* [PROVIDED RECORDS]:
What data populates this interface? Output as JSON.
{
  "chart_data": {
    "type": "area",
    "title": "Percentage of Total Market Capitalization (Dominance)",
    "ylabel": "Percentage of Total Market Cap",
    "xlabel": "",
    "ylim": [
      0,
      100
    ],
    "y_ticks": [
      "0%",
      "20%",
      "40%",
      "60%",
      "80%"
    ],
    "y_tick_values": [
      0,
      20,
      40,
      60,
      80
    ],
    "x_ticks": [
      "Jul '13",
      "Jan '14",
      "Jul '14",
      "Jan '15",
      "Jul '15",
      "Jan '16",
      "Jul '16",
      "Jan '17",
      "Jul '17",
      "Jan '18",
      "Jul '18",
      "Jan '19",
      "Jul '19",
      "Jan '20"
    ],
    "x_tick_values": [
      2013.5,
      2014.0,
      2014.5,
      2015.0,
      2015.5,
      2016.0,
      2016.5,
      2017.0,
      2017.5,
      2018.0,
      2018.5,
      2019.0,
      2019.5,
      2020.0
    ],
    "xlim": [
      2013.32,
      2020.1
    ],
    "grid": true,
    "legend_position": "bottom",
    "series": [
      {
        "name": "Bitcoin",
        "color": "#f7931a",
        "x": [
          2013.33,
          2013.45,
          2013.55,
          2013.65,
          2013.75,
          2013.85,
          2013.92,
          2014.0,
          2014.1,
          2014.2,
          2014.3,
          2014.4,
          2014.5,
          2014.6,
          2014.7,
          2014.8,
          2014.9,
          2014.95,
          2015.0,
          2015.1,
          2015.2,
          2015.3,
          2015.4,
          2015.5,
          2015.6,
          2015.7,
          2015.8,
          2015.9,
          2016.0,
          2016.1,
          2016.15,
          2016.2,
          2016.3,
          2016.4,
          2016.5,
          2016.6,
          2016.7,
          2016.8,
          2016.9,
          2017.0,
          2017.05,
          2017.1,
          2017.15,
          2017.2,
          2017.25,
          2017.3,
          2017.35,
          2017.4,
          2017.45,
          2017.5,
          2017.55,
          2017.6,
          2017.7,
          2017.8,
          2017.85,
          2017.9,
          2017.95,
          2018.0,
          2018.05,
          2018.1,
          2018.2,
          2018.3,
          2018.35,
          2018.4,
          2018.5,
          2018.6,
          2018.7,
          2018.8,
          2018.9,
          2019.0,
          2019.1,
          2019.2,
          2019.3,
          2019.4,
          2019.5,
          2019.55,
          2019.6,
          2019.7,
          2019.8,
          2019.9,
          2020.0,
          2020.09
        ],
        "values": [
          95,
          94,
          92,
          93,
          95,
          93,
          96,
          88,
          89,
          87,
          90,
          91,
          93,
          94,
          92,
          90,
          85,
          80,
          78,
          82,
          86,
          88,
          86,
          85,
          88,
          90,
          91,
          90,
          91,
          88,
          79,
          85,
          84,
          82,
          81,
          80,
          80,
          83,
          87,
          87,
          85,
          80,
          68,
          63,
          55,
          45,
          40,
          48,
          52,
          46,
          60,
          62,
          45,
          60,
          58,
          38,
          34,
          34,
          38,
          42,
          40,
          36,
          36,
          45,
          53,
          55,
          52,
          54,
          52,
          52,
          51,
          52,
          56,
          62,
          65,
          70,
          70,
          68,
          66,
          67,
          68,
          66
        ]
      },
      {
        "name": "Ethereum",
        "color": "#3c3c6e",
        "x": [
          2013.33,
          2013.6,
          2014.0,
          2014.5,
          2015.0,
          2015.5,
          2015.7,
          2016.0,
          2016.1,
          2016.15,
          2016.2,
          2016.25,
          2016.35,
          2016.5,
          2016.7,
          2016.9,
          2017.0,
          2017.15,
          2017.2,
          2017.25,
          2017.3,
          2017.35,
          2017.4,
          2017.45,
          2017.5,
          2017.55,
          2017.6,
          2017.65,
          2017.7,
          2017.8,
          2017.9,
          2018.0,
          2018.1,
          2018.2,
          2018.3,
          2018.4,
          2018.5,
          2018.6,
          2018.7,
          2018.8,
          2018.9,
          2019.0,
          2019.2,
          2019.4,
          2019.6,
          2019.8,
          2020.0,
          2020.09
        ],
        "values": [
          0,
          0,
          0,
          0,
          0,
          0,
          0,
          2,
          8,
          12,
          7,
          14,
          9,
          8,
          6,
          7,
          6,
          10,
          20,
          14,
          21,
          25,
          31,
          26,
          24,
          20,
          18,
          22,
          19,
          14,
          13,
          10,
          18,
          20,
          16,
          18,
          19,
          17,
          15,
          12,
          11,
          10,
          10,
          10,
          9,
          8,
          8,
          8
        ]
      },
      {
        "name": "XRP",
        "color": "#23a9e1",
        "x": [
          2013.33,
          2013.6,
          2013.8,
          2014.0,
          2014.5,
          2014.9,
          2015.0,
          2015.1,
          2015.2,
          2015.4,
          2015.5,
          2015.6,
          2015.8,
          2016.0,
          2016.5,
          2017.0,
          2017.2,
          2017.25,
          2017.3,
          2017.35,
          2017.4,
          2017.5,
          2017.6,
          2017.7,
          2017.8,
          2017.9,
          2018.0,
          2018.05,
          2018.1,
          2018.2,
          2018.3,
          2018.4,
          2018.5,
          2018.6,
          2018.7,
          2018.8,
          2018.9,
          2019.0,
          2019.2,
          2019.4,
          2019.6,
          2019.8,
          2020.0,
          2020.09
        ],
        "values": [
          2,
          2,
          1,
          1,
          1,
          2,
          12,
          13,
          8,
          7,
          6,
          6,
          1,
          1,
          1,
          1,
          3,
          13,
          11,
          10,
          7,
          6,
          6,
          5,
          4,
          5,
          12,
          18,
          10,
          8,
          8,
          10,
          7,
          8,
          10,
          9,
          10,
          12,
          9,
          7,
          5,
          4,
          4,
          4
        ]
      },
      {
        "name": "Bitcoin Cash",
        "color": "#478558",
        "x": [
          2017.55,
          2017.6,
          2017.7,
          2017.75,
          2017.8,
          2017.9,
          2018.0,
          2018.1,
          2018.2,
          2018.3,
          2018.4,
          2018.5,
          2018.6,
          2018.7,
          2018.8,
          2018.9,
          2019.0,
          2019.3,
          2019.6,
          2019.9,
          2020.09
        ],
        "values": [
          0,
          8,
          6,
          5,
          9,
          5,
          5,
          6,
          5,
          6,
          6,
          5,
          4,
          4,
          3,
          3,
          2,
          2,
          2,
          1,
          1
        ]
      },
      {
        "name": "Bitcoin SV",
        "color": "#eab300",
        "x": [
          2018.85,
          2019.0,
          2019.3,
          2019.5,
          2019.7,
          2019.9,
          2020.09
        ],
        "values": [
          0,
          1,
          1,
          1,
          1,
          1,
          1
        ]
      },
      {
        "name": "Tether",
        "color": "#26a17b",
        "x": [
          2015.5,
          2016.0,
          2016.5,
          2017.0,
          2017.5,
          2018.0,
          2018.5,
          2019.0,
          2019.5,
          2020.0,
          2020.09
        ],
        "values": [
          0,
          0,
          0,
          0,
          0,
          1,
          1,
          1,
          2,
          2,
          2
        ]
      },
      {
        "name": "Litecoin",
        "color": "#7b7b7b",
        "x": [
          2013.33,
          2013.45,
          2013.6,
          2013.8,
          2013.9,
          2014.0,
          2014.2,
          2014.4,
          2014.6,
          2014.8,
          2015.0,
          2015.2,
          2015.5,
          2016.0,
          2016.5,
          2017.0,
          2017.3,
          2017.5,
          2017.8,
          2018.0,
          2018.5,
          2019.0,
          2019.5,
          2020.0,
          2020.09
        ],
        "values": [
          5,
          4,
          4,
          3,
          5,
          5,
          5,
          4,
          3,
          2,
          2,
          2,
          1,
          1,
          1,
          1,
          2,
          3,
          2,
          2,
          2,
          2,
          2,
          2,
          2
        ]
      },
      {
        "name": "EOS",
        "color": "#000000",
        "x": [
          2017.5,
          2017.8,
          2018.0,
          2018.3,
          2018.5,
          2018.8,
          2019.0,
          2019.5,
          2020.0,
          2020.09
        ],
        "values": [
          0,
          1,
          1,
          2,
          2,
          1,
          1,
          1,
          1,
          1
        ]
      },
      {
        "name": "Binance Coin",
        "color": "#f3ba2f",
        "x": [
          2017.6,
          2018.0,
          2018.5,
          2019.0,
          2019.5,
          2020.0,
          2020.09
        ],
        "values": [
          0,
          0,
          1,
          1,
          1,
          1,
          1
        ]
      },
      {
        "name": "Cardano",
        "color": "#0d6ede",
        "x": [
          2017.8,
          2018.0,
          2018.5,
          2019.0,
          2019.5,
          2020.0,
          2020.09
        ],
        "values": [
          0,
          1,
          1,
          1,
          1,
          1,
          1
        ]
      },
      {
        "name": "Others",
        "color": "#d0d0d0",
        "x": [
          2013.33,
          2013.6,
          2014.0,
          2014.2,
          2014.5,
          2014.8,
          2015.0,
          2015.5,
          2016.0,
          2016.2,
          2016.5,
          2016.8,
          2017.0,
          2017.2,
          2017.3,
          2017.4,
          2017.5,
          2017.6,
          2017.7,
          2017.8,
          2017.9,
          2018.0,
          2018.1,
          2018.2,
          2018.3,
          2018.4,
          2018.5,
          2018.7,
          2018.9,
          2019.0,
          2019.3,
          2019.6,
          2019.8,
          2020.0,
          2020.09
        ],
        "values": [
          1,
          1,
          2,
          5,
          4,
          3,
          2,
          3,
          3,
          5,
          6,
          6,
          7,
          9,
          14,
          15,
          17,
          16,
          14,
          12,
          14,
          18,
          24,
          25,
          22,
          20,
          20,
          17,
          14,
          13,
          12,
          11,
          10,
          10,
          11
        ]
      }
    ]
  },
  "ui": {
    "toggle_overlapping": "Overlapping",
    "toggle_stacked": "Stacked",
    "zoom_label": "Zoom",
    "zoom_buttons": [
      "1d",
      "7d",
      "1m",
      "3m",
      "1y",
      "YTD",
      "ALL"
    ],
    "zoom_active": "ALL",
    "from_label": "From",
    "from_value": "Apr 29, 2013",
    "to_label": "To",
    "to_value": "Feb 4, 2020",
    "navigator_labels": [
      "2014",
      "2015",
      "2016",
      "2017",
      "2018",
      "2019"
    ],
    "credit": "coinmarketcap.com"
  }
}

* [WHAT YOU SHOULD DO]:
Only lines that contain the word "Percentage" are wanted; copy each of them.

* [RESULT]:
    "title": "Percentage of Total Market Capitalization (Dominance)",
    "ylabel": "Percentage of Total Market Cap",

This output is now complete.